**GIVEN DATA**
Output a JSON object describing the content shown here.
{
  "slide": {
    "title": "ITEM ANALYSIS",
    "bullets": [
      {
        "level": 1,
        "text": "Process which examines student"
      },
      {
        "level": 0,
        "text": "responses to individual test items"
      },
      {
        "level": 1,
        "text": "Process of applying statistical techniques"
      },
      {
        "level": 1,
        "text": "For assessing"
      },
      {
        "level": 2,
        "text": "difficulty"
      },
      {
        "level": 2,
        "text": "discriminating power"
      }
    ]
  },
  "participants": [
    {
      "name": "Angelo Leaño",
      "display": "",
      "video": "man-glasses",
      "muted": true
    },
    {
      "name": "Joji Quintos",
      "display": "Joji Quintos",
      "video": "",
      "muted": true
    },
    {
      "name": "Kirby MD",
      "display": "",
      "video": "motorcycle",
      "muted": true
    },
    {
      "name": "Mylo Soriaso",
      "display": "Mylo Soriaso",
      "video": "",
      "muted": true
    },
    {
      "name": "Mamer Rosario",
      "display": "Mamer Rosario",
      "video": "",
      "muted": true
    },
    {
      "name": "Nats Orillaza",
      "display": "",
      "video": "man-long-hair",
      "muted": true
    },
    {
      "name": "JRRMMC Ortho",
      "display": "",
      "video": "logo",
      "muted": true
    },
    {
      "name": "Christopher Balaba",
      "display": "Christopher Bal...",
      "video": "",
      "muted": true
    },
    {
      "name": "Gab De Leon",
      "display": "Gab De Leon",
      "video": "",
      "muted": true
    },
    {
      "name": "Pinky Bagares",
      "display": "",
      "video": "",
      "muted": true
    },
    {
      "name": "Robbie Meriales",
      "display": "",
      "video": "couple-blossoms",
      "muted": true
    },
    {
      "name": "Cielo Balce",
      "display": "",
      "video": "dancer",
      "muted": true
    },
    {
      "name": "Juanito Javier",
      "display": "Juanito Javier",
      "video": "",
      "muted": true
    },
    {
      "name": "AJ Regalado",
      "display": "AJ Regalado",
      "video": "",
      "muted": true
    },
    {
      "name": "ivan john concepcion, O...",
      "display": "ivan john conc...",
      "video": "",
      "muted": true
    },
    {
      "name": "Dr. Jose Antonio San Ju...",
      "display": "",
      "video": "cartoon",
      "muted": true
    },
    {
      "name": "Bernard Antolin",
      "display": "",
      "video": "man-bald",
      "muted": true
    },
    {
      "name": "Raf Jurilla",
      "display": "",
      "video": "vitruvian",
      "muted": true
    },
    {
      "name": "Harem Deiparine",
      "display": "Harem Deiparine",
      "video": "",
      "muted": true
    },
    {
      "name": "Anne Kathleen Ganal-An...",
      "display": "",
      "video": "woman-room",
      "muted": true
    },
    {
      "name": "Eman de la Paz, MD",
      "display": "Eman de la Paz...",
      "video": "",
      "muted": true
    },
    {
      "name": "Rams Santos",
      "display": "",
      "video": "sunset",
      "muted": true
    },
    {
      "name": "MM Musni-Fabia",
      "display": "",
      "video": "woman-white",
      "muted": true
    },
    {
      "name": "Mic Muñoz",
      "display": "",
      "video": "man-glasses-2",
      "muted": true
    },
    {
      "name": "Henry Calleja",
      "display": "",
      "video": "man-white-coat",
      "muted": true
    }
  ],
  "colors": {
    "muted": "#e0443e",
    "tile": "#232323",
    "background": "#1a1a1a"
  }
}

**STATED GOAL**
The records above are to be repeated exactly, in their entirety.

**REPLY**
Output a JSON object describing the content shown here.
{
  "slide": {
    "title": "ITEM ANALYSIS",
    "bullets": [
      {
        "level": 1,
        "text": "Process which examines student"
      },
      {
        "level": 0,
        "text": "responses to individual test items"
      },
      {
        "level": 1,
        "text": "Process of applying statistical techniques"
      },
      {
        "level": 1,
        "text": "For assessing"
      },
      {
        "level": 2,
        "text": "difficulty"
      },
      {
        "level": 2,
        "text": "discriminating power"
      }
    ]
  },
  "participants": [
    {
      "name": "Angelo Leaño",
      "display": "",
      "video": "man-glasses",
      "muted": true
    },
    {
      "name": "Joji Quintos",
      "display": "Joji Quintos",
      "video": "",
      "muted": true
    },
    {
      "name": "Kirby MD",
      "display": "",
      "video": "motorcycle",
      "muted": true
    },
    {
      "name": "Mylo Soriaso",
      "display": "Mylo Soriaso",
      "video": "",
      "muted": true
    },
    {
      "name": "Mamer Rosario",
      "display": "Mamer Rosario",
      "video": "",
      "muted": true
    },
    {
      "name": "Nats Orillaza",
      "display": "",
      "video": "man-long-hair",
      "muted": true
    },
    {
      "name": "JRRMMC Ortho",
      "display": "",
      "video": "logo",
      "muted": true
    },
    {
      "name": "Christopher Balaba",
      "display": "Christopher Bal...",
      "video": "",
      "muted": true
    },
    {
      "name": "Gab De Leon",
      "display": "Gab De Leon",
      "video": "",
      "muted": true
    },
    {
      "name": "Pinky Bagares",
      "display": "",
      "video": "",
      "muted": true
    },
    {
      "name": "Robbie Meriales",
      "display": "",
      "video": "couple-blossoms",
      "muted": true
    },
    {
      "name": "Cielo Balce",
      "display": "",
      "video": "dancer",
      "muted": true
    },
    {
      "name": "Juanito Javier",
      "display": "Juanito Javier",
      "video": "",
      "muted": true
    },
    {
      "name": "AJ Regalado",
      "display": "AJ Regalado",
      "video": "",
      "muted": true
    },
    {
      "name": "ivan john concepcion, O...",
      "display": "ivan john conc...",
      "video": "",
      "muted": true
    },
    {
      "name": "Dr. Jose Antonio San Ju...",
      "display": "",
      "video": "cartoon",
      "muted": true
    },
    {
      "name": "Bernard Antolin",
      "display": "",
      "video": "man-bald",
      "muted": true
    },
    {
      "name": "Raf Jurilla",
      "display": "",
      "video": "vitruvian",
      "muted": true
    },
    {
      "name": "Harem Deiparine",
      "display": "Harem Deiparine",
      "video": "",
      "muted": true
    },
    {
      "name": "Anne Kathleen Ganal-An...",
      "display": "",
      "video": "woman-room",
      "muted": true
    },
    {
      "name": "Eman de la Paz, MD",
      "display": "Eman de la Paz...",
      "video": "",
      "muted": true
    },
    {
      "name": "Rams Santos",
      "display": "",
      "video": "sunset",
      "muted": true
    },
    {
      "name": "MM Musni-Fabia",
      "display": "",
      "video": "woman-white",
      "muted": true
    },
    {
      "name": "Mic Muñoz",
      "display": "",
      "video": "man-glasses-2",
      "muted": true
    },
    {
      "name": "Henry Calleja",
      "display": "",
      "video": "man-white-coat",
      "muted": true
    }
  ],
  "colors": {
    "muted": "#e0443e",
    "tile": "#232323",
    "background": "#1a1a1a"
  }
}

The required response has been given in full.